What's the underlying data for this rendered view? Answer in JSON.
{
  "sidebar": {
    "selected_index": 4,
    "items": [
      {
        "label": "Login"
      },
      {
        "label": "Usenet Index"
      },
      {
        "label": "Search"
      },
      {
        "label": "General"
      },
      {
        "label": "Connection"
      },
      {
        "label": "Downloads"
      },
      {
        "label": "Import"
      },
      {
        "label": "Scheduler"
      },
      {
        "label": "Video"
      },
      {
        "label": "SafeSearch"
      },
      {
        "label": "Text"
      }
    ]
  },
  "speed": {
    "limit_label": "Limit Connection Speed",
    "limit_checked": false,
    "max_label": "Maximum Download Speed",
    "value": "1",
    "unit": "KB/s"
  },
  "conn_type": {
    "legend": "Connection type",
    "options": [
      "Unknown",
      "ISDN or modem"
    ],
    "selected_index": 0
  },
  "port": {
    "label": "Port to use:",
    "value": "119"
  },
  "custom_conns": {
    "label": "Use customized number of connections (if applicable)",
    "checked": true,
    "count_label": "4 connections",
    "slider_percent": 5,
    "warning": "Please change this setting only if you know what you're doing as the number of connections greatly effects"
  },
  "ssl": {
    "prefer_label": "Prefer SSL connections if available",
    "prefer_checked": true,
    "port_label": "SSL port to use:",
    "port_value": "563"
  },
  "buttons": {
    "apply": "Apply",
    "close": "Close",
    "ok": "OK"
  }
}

══════════════════════════════

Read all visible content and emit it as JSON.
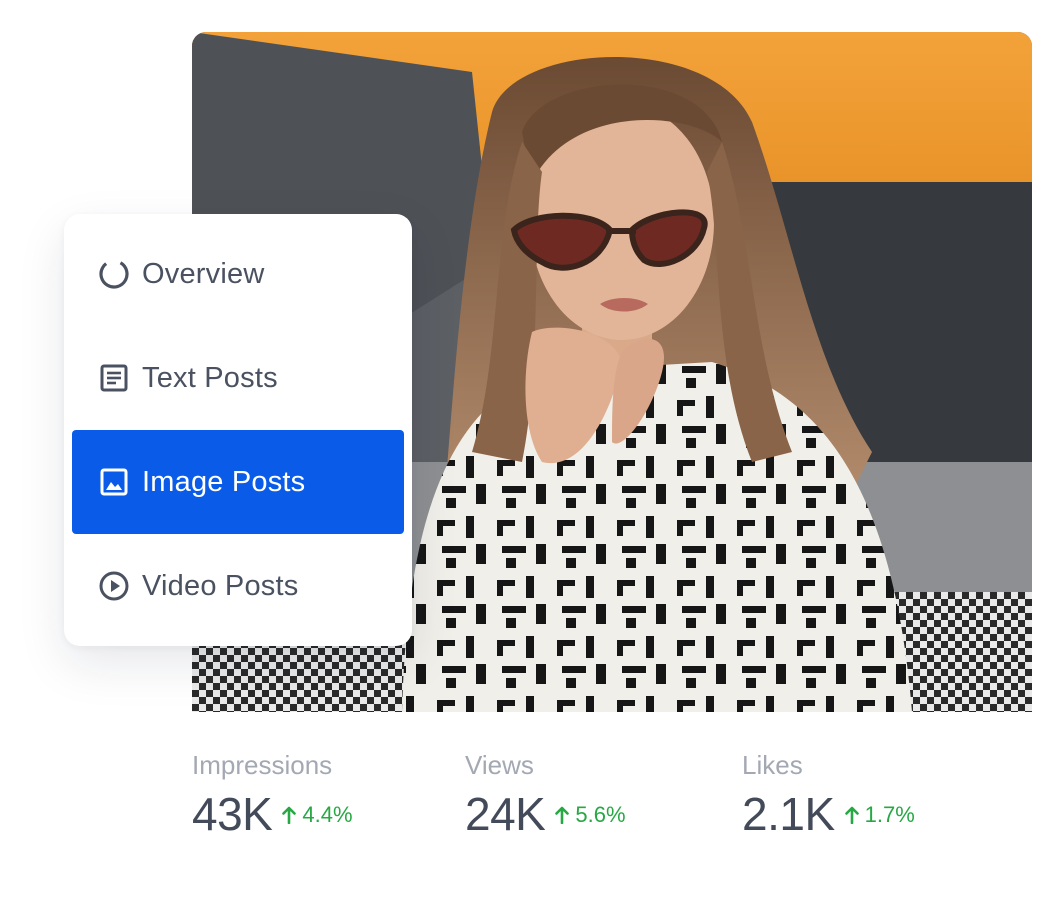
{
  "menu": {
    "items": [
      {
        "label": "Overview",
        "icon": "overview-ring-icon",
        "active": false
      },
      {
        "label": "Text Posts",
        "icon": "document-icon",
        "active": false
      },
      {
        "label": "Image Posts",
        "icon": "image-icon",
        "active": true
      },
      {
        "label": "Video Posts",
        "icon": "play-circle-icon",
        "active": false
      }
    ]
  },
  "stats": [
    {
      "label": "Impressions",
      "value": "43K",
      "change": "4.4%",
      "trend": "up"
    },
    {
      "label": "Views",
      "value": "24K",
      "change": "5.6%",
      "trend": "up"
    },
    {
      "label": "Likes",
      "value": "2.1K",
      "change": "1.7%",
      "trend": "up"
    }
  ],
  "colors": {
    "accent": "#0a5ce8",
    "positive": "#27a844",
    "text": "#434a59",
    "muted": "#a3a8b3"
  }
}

══════════════════════════════

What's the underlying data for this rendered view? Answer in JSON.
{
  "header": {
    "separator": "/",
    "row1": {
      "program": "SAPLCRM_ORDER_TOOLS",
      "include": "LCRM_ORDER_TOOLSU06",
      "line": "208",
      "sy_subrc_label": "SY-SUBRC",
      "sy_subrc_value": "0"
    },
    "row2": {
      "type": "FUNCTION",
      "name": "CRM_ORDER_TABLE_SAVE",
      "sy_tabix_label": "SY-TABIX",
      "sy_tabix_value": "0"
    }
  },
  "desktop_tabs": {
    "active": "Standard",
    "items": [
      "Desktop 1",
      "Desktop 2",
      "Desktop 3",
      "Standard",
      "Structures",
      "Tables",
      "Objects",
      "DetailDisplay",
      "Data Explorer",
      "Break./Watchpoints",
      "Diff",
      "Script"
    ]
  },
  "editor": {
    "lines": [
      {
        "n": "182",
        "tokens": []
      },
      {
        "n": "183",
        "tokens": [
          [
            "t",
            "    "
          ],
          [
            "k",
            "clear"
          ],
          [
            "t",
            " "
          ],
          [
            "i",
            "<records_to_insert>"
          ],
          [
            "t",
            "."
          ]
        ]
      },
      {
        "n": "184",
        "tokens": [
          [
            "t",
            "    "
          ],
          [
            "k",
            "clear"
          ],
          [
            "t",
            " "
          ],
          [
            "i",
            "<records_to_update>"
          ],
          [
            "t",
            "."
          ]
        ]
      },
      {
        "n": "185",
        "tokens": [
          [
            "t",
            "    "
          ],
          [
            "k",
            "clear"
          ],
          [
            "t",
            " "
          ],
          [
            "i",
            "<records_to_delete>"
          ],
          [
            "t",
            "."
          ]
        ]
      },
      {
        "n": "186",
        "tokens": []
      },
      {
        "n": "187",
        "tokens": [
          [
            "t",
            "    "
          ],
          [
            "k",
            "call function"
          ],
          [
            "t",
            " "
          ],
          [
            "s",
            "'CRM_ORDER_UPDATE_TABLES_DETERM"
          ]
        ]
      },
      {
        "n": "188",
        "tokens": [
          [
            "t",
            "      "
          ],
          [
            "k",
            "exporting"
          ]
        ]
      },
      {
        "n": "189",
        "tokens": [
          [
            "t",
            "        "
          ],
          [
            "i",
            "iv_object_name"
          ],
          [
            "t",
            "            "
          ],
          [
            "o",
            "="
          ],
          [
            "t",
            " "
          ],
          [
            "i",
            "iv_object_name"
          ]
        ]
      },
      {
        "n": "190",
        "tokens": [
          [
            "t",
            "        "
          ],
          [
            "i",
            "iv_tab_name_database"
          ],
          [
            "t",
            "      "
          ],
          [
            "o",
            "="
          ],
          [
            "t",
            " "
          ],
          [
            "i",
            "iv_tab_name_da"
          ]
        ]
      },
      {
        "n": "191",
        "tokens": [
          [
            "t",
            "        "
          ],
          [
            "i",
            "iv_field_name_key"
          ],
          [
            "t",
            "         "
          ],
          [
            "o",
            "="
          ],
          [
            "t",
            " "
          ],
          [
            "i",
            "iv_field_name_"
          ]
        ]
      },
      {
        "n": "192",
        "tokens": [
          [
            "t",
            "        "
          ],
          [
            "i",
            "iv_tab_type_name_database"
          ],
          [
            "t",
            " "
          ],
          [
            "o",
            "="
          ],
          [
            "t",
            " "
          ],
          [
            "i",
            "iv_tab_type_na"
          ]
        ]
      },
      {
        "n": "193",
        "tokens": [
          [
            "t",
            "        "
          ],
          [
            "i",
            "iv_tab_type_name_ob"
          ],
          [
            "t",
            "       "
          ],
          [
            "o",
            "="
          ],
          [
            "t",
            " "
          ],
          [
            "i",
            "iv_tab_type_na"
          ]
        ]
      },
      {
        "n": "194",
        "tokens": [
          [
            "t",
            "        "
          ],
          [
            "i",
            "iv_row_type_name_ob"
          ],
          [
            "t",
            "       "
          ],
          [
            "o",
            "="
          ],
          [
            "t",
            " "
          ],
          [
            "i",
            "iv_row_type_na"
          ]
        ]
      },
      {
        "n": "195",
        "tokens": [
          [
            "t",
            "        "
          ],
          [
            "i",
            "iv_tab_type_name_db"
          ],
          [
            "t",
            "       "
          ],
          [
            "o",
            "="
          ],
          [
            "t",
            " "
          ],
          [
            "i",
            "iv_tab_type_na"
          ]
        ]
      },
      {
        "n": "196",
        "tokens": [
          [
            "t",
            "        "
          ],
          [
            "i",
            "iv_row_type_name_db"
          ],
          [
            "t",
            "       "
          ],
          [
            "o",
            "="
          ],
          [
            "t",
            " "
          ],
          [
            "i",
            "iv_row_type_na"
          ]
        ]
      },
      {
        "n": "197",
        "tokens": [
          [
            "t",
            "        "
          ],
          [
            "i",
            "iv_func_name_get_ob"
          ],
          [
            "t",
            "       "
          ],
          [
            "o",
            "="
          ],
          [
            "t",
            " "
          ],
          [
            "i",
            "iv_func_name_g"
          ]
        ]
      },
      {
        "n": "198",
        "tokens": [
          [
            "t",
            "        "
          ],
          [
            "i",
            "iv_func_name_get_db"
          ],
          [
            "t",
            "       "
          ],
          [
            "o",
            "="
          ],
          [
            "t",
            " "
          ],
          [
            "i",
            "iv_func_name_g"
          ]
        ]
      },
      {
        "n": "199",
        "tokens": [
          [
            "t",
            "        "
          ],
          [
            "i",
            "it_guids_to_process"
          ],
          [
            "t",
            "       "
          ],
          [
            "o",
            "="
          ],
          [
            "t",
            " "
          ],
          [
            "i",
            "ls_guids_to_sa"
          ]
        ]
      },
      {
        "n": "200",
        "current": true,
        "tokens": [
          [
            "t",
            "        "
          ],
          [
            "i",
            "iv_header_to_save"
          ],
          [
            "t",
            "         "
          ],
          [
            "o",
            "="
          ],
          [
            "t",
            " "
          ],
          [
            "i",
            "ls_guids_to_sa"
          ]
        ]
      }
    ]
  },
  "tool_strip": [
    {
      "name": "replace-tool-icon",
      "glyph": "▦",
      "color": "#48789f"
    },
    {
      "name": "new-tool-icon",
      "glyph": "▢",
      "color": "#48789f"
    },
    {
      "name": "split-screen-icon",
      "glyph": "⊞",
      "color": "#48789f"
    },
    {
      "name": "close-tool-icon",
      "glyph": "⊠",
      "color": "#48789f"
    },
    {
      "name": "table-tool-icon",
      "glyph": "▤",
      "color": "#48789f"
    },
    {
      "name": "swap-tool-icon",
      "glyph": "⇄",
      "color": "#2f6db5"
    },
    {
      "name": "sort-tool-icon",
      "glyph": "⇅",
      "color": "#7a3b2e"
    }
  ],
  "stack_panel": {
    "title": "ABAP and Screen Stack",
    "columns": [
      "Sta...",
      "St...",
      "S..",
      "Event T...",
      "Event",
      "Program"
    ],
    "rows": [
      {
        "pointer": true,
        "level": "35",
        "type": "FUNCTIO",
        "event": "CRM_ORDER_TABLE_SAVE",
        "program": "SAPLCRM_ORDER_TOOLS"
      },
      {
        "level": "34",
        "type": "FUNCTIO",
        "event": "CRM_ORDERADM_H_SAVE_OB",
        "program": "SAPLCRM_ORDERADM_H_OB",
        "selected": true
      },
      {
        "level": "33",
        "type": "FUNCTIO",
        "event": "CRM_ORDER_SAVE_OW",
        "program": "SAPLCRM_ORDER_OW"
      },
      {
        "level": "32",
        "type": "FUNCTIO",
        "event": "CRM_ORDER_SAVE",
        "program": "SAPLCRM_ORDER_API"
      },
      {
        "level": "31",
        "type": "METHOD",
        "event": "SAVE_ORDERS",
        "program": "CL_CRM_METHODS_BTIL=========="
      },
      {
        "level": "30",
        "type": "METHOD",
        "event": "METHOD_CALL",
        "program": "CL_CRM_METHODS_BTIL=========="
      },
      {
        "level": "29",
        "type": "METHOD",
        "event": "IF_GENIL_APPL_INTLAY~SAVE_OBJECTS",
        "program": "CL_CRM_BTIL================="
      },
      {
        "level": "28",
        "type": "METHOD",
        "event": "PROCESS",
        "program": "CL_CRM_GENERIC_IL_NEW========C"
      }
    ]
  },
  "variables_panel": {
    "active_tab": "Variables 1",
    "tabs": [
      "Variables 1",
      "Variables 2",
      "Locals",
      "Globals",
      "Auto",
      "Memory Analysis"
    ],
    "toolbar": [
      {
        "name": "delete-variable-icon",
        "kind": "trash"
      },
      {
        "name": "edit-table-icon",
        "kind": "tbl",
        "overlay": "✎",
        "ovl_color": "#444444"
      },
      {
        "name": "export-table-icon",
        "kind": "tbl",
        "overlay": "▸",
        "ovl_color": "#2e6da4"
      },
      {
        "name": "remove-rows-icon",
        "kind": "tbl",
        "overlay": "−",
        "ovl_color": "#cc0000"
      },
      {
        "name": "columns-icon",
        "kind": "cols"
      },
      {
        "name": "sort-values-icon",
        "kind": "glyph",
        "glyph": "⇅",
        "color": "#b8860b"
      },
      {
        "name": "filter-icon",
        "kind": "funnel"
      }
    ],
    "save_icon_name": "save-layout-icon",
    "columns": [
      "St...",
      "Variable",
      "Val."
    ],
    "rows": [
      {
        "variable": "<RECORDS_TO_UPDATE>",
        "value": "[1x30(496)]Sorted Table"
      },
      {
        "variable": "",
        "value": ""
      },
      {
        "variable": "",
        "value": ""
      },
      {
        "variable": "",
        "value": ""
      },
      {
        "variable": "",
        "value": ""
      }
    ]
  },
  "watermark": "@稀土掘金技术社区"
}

══════════════════════════════

Copy all lines in the listing above where the string "Posts" appears.

        "label": "Text Posts",
        "label": "Image Posts",
        "label": "Video Posts",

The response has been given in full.